# [WHAT THIS TASK INVOLVES]
Locate each line below that includes "price" and reproduce it.

# [DATA FOR THIS TASK]
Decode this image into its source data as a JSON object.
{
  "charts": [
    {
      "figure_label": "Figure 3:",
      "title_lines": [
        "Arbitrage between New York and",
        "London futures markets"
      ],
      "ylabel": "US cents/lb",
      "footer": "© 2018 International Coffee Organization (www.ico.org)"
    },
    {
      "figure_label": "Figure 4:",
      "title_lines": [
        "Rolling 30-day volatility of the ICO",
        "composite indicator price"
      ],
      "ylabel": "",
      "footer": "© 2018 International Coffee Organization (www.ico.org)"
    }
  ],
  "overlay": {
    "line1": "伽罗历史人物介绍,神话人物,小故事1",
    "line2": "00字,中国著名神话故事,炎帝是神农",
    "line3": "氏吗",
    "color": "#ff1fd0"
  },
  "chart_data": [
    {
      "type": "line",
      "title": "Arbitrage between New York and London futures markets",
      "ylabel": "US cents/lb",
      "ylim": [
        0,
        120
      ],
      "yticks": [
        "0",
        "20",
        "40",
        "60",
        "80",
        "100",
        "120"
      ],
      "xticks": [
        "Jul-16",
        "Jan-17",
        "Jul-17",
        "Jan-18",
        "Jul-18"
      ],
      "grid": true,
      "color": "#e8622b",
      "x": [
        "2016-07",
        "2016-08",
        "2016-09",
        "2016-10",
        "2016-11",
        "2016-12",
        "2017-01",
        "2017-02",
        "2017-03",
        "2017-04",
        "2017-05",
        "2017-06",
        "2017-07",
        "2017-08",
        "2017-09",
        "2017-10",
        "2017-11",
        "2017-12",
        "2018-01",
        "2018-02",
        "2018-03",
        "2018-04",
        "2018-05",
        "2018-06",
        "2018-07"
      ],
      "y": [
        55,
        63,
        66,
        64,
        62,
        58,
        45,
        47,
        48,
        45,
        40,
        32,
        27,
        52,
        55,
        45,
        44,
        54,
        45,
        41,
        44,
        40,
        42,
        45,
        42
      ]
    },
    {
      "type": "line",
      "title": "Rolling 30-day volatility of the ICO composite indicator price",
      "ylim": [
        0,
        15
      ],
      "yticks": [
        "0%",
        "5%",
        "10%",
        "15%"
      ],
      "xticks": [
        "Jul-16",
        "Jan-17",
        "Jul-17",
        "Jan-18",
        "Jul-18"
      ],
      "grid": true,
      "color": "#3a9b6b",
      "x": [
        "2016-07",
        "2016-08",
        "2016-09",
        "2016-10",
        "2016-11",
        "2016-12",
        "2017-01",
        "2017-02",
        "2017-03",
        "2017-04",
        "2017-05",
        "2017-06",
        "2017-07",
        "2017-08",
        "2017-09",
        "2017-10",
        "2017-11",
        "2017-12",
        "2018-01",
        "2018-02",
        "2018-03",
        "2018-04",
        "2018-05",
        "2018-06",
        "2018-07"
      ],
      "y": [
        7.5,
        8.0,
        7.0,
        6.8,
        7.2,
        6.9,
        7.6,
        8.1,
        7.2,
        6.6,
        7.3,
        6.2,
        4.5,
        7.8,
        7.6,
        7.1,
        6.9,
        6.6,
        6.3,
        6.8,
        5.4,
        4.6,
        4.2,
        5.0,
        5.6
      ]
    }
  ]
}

# [COMPLETE ANSWER]
        "composite indicator price"
      "title": "Rolling 30-day volatility of the ICO composite indicator price",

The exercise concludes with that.